» Texte présenté
“Rimini”: Le regard sans fard d’Ulrich Seidl

En compétition au 72e Festival de Berlin, le réalisateur autrichien dépeint la relation mercantile entre un père et sa fille. Triste et sordide, comme à son habitude.

“Rimini”: Le regard sans fard d’Ulrich Seidl
©Ulrich Seidl Filmproduktion

Une chorale de seniors entonne une chanson dans un réfectoire. À l’étage, l’un d’eux, Ekkerhart, peste contre les sorties de secours fermées à clé. Métaphore des personnages (et du spectateur) qu’Ulrich Seidl s’évertue à piéger dans des situations sordides ?

Né à Vienne en 1952, Ulrich Seidl fête ses septante ans cette année. Il ne quitte pas la veine d'un cinéma frontal et sans concession qu'il creuse depuis Dog Days (2001), pour le versant fictionnel d'une œuvre qui fait aussi des incursions dans le documentaire – entremêlant parfois les deux.

» Lignes

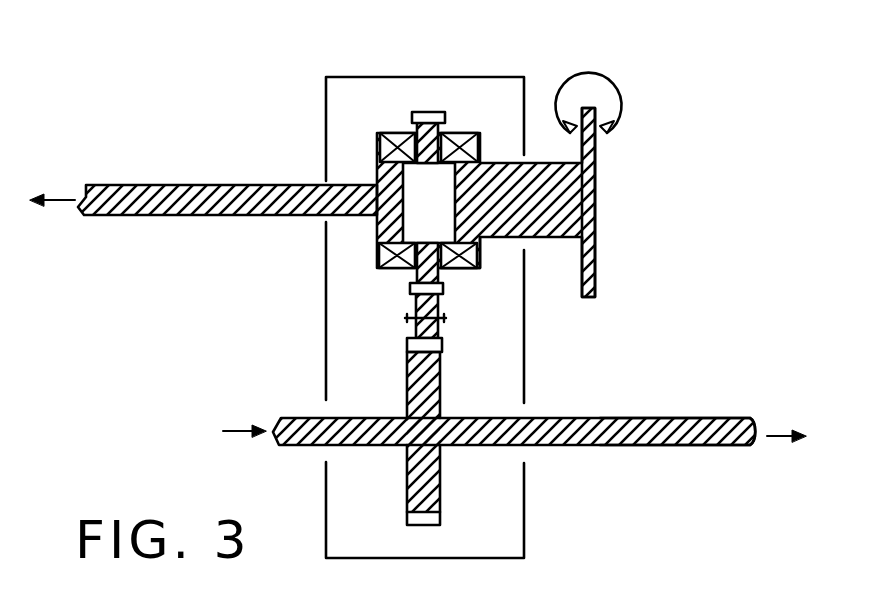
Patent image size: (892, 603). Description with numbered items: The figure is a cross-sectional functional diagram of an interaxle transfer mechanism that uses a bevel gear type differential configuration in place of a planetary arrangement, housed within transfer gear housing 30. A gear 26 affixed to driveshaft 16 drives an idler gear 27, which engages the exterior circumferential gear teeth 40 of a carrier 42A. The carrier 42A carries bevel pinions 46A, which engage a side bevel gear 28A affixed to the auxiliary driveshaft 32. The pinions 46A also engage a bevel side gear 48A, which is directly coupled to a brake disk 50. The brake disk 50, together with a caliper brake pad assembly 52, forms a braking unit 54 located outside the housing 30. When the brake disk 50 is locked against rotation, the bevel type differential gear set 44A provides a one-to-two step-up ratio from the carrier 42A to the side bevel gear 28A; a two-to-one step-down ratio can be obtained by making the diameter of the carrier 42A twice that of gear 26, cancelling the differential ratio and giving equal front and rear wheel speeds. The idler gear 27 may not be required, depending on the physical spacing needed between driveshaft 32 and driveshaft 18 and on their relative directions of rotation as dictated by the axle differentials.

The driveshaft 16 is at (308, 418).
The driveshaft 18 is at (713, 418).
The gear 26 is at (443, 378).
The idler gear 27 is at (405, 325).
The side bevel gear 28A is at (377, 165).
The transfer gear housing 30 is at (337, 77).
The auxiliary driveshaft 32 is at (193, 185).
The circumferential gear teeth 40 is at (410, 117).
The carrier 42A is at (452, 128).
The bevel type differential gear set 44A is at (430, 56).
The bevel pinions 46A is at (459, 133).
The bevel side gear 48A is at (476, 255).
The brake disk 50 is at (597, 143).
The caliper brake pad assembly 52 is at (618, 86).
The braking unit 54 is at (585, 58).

---

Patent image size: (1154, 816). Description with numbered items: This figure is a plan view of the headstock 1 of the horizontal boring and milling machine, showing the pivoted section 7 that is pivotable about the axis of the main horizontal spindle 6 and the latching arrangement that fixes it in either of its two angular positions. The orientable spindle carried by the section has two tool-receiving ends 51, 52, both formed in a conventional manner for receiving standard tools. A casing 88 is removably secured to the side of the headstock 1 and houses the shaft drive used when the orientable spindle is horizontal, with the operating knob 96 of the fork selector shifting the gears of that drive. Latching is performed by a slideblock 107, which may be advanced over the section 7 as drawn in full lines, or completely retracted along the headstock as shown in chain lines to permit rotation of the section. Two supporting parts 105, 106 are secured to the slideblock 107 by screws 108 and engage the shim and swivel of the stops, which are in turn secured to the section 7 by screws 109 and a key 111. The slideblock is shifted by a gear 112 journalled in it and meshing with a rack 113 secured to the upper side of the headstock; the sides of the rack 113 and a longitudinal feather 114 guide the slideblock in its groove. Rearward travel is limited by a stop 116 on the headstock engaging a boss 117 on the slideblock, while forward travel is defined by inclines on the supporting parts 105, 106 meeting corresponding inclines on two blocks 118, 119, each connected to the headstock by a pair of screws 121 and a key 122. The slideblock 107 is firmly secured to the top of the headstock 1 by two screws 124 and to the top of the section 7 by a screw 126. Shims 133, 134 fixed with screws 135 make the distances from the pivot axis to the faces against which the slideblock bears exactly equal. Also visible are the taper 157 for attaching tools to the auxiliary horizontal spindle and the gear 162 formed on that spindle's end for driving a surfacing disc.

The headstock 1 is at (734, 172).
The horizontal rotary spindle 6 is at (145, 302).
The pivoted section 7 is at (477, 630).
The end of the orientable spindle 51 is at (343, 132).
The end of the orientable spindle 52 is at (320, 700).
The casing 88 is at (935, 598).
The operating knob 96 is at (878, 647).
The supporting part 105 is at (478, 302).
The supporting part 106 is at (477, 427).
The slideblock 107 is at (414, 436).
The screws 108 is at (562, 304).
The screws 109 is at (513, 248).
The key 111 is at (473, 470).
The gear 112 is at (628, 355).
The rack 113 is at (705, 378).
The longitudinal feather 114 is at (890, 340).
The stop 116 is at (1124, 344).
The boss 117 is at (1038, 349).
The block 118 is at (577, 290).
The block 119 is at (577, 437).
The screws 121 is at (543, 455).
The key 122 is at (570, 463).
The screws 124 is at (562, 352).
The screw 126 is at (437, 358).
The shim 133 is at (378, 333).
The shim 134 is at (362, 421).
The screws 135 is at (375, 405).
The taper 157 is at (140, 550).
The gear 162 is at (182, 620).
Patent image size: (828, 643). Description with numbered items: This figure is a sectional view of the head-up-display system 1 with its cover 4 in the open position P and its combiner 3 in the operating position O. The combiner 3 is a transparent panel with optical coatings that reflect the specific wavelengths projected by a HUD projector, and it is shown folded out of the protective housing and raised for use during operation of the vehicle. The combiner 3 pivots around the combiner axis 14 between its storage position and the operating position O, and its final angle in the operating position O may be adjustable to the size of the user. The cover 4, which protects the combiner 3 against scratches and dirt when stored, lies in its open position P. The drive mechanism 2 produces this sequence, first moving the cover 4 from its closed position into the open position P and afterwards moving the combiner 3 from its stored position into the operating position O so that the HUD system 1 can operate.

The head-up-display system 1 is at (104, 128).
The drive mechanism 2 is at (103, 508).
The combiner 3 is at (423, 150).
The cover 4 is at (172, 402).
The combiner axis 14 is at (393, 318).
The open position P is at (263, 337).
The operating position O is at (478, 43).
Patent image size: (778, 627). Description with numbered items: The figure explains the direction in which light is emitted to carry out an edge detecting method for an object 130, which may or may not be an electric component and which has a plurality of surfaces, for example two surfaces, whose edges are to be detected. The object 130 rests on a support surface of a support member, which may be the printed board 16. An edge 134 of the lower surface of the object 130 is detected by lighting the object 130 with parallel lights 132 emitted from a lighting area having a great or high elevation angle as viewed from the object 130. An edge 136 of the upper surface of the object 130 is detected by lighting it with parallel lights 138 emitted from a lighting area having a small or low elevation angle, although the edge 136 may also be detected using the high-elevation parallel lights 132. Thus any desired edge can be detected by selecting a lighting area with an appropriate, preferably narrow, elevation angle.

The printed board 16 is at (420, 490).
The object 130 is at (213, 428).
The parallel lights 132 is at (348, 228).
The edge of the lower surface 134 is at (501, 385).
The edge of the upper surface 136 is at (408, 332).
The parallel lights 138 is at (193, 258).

---

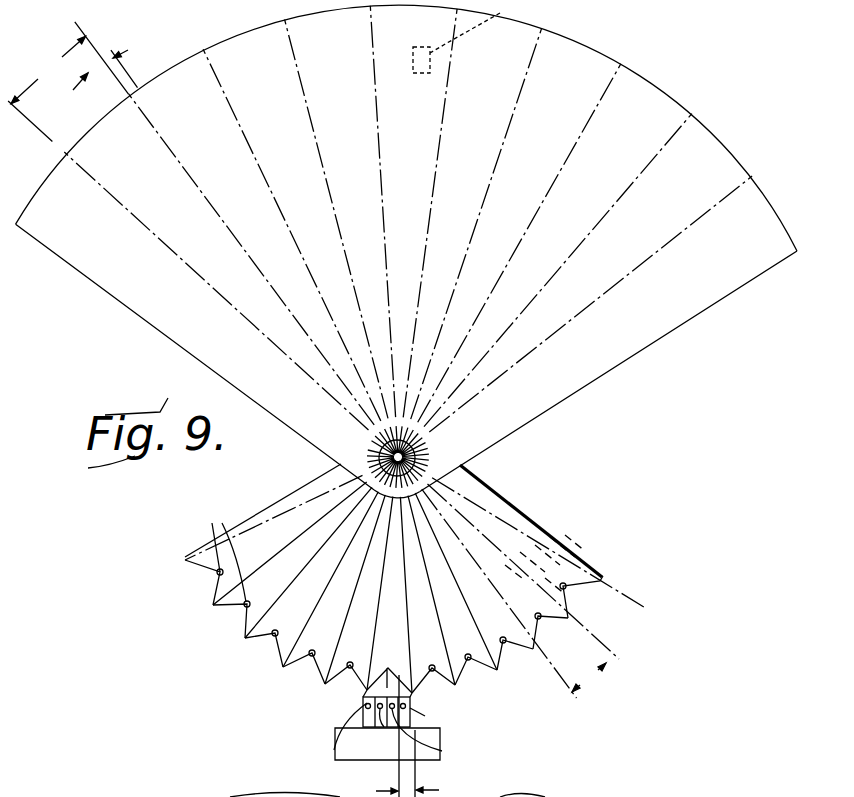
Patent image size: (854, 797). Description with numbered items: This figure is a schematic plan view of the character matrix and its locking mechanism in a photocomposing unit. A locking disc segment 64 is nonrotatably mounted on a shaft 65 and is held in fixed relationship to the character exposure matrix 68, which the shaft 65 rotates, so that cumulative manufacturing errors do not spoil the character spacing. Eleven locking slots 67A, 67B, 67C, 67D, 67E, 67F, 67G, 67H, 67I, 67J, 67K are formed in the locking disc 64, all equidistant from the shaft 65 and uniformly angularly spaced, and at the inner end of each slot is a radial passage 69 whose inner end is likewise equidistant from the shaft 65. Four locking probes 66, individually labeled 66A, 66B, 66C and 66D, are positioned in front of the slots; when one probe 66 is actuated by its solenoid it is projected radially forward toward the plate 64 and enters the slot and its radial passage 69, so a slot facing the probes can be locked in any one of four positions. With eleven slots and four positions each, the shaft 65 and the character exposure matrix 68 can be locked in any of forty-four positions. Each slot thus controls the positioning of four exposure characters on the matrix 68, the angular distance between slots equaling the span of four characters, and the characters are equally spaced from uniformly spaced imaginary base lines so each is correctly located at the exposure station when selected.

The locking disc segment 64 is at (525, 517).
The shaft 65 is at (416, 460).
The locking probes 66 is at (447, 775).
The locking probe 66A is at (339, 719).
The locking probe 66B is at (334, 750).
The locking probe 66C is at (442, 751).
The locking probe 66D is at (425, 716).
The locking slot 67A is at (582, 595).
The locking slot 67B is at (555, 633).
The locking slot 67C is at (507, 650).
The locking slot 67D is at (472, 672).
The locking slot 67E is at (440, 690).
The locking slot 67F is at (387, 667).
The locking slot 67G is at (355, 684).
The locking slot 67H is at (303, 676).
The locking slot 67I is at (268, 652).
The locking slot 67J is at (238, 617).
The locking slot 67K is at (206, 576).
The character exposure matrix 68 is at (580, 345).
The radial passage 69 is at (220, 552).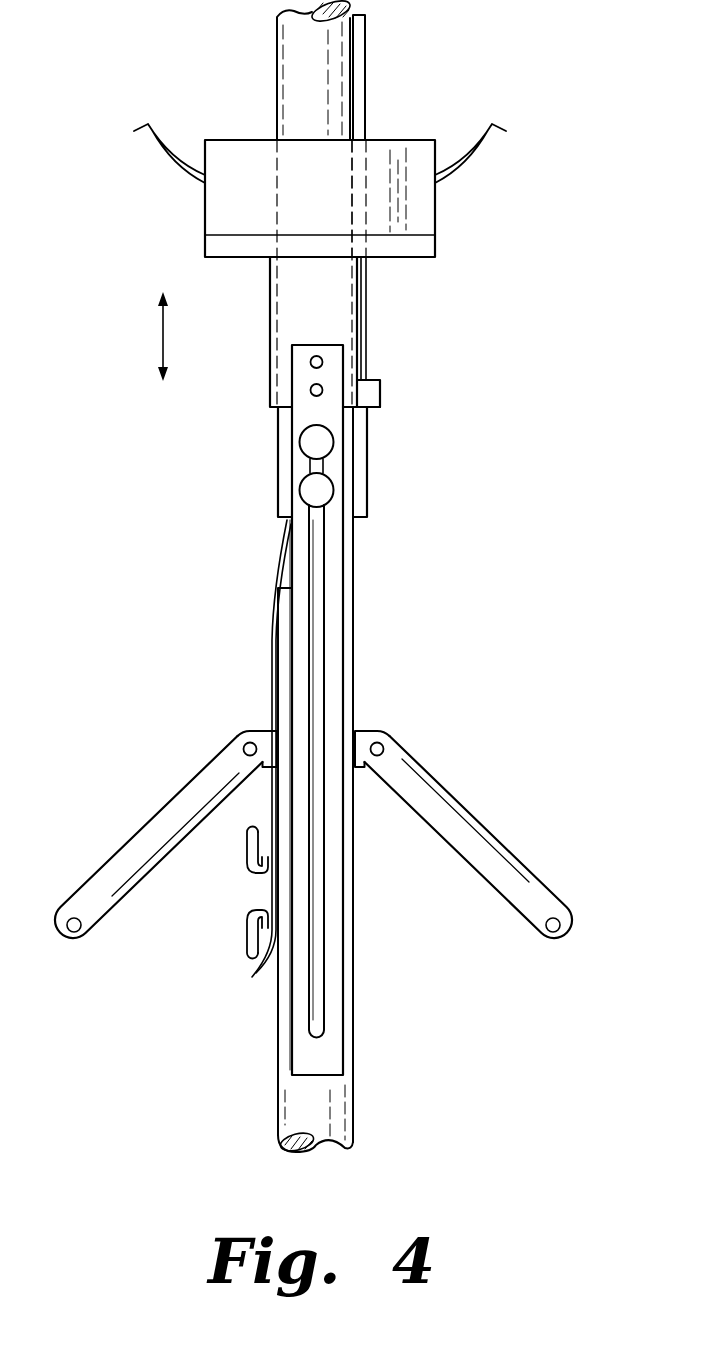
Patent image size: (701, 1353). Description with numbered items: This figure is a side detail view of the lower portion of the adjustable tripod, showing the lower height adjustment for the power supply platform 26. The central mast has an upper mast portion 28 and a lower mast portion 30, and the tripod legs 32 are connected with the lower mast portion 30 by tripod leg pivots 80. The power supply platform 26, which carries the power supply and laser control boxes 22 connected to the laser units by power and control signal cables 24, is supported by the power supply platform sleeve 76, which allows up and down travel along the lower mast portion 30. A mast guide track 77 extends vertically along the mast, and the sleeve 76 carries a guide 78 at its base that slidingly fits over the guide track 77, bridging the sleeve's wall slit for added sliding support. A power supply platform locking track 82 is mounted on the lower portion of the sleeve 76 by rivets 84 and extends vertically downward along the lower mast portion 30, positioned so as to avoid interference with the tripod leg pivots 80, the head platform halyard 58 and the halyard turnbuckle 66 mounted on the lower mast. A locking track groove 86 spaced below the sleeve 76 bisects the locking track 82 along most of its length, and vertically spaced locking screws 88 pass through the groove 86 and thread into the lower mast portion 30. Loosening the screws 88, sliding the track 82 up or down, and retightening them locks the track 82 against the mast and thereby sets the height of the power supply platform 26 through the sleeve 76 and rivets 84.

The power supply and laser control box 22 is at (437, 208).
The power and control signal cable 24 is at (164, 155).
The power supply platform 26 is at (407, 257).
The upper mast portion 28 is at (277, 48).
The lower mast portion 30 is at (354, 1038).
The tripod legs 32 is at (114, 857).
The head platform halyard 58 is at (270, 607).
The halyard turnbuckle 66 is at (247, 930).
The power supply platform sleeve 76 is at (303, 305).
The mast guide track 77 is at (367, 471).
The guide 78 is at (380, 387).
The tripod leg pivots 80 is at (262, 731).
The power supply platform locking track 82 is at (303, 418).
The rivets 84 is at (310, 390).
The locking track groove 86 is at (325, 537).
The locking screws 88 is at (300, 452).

» Consigne
Reproduisez sans rien changer le passage de la critique de « Rimini » qui s'ouvre sur les mots contenant « Né à Vienne » et se termine par « parfois les deux. ».

» Réponse
Né à Vienne en 1952, Ulrich Seidl fête ses septante ans cette année. Il ne quitte pas la veine d'un cinéma frontal et sans concession qu'il creuse depuis Dog Days (2001), pour le versant fictionnel d'une œuvre qui fait aussi des incursions dans le documentaire – entremêlant parfois les deux.